アメリカ女子ツアーは各選手の出場権を来シーズンに継続することを発表しました。これによりQTを実施しないことも決まりました。
マスコミは渋野さん中心に報道しています。渋野さんは昨年の全英女子OPで優勝しましたが、今季からのアメリカツアーには参戦せずに今年のアメリカツアーQT挑戦を予定していました。今シーズンは国内ツアーを中心にして地力を付けながら参加資格のある海外メジャーに参戦し、シーズン最後にはアメリカツアーQTを受けて来季のアメリカツアー参戦という設計図を描いていました。
しかしQTが実施されないことになり、来シーズンからアメリカツアーに参戦するためには今年のアメリカツアーメジャー大会で優勝するかジャパンクラシックで優勝するしかありません。
かなりハードルが上がってしまいました。
ただ、渋野さんなら大丈夫・・・といったポジティブな意見が多いですね。活躍し始めてから大きなスランプに陥った経験が無いので、強い渋野さんばかり見てきたこともその理由だと思います。
女子ゴルフを長年見てきた者からすると、ゴルフは一旦調子を落とすと他のスポーツよりも調子を取り戻すことが難しいと思っていますので、調子の良い時にチャレンジすることが望ましいと思っています。
最近だと比嘉さん、渡邉彩香さんなど、急に調子を崩して復活まで時間が掛かるケースもあります。諸見里さんや森田理香子さんのように調子が戻らないまま第一線から退いた選手もいます。一寸先は闇の世界ですからね。

--------------------------------

• [問題の詳細]: 提示文で、急に調子を崩して復活に時間が掛かった例、または調子が戻らないまま第一線から退いた例として名前が挙がっている選手をすべて書き出してください。

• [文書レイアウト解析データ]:
--------------------------------

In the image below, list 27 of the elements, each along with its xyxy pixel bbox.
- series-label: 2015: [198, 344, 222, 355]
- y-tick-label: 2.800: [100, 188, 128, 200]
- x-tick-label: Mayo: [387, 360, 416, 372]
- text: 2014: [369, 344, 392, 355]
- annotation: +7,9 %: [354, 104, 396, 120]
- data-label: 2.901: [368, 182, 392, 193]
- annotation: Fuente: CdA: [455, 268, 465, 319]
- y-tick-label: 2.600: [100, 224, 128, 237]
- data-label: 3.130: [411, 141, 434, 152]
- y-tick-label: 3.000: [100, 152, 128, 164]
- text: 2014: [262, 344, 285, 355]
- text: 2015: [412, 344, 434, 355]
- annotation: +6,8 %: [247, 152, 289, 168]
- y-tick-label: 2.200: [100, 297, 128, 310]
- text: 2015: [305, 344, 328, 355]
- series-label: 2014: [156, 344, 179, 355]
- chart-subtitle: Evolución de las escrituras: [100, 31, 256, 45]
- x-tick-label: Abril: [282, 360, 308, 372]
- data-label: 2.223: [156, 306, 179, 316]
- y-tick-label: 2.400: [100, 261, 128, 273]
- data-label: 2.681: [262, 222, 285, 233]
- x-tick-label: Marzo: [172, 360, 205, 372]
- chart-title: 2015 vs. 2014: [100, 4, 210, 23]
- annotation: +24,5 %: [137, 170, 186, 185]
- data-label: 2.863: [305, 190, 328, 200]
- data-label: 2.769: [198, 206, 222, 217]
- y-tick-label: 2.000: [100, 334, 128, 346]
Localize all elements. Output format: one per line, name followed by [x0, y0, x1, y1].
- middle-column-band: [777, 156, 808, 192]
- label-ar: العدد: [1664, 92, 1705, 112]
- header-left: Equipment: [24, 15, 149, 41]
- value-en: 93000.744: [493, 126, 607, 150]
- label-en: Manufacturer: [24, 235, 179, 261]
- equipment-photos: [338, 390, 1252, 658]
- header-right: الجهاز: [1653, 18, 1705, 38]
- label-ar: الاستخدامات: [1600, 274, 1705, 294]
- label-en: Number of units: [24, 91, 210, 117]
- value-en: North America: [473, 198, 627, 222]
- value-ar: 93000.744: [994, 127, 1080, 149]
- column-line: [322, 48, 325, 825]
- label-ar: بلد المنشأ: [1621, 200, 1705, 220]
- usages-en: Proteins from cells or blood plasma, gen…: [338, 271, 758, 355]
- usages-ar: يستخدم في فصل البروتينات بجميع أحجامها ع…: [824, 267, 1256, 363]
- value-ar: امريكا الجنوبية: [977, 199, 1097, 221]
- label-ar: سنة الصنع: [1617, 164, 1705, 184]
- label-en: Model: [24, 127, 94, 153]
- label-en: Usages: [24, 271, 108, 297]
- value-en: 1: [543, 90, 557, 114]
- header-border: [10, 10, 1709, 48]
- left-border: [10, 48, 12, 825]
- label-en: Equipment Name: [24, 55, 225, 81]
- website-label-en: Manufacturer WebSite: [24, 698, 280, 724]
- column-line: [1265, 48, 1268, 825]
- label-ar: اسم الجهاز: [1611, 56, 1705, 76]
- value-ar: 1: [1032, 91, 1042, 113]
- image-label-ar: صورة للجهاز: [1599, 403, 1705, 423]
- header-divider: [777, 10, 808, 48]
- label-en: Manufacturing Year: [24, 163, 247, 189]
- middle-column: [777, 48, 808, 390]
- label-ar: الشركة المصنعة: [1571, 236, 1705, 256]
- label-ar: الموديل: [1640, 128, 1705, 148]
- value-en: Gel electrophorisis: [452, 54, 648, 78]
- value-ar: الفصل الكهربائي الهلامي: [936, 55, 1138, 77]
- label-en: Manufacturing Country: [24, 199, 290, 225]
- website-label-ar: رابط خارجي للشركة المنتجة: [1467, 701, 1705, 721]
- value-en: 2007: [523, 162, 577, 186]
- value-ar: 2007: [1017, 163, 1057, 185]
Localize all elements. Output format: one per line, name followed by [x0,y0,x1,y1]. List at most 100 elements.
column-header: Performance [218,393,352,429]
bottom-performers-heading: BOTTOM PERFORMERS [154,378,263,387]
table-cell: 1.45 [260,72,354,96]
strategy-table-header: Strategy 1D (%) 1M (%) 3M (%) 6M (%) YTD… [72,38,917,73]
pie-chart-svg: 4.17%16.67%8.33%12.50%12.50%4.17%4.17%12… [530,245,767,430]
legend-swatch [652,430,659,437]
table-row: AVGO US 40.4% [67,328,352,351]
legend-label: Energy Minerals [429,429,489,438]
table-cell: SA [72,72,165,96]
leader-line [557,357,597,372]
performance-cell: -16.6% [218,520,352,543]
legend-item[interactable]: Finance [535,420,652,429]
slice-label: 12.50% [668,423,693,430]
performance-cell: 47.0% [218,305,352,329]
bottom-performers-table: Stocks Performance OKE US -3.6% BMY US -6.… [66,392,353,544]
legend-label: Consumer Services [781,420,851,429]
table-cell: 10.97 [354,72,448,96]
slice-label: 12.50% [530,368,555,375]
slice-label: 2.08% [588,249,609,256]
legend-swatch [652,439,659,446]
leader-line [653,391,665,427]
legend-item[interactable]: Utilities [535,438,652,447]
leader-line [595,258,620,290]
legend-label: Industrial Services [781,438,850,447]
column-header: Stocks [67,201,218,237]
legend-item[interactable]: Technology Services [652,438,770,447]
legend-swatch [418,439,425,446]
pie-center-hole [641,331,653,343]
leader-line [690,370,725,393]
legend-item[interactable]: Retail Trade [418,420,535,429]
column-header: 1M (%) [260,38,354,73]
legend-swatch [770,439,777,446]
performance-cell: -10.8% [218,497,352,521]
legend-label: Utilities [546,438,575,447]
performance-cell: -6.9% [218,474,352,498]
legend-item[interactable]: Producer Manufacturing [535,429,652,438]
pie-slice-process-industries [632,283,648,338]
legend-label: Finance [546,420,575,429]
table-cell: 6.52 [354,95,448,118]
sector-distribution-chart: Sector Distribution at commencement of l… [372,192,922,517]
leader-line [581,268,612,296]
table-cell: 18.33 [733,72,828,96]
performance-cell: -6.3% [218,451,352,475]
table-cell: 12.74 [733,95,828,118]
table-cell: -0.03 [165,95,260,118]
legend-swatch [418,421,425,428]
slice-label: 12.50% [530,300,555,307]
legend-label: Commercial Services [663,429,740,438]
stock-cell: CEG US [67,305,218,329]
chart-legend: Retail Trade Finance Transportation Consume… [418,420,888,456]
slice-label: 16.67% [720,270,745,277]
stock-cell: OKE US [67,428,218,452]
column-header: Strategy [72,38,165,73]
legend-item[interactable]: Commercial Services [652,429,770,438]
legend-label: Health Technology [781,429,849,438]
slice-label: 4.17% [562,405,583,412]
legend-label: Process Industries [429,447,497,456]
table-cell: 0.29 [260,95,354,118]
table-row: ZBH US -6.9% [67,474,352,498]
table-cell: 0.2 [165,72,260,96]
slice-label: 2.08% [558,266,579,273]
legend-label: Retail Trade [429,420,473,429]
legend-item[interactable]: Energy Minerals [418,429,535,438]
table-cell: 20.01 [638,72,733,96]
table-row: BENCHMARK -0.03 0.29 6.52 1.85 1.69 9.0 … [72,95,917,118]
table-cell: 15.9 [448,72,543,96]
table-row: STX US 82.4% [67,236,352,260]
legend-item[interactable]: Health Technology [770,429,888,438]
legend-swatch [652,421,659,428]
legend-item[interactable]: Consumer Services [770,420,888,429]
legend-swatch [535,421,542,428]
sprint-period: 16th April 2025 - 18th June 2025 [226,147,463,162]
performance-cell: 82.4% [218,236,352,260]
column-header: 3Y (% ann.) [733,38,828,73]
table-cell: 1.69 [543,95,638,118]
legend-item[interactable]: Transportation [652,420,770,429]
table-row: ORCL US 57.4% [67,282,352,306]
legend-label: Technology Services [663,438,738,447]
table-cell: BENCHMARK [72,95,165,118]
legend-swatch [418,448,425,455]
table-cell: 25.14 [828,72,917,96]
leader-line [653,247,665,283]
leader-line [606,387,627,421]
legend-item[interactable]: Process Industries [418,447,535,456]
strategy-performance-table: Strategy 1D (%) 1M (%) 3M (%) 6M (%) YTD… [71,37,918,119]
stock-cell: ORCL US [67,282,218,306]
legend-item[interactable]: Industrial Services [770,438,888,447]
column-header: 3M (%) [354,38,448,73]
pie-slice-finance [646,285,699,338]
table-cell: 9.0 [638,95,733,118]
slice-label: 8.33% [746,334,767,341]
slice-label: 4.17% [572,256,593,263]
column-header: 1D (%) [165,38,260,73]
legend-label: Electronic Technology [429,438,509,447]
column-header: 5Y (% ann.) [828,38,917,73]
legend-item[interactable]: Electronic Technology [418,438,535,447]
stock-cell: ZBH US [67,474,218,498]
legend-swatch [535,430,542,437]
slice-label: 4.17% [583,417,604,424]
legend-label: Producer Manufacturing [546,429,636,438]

--------------------------------

• [解答欄]: 比嘉さん、渡邉彩香さん、諸見里さん、森田理香子さん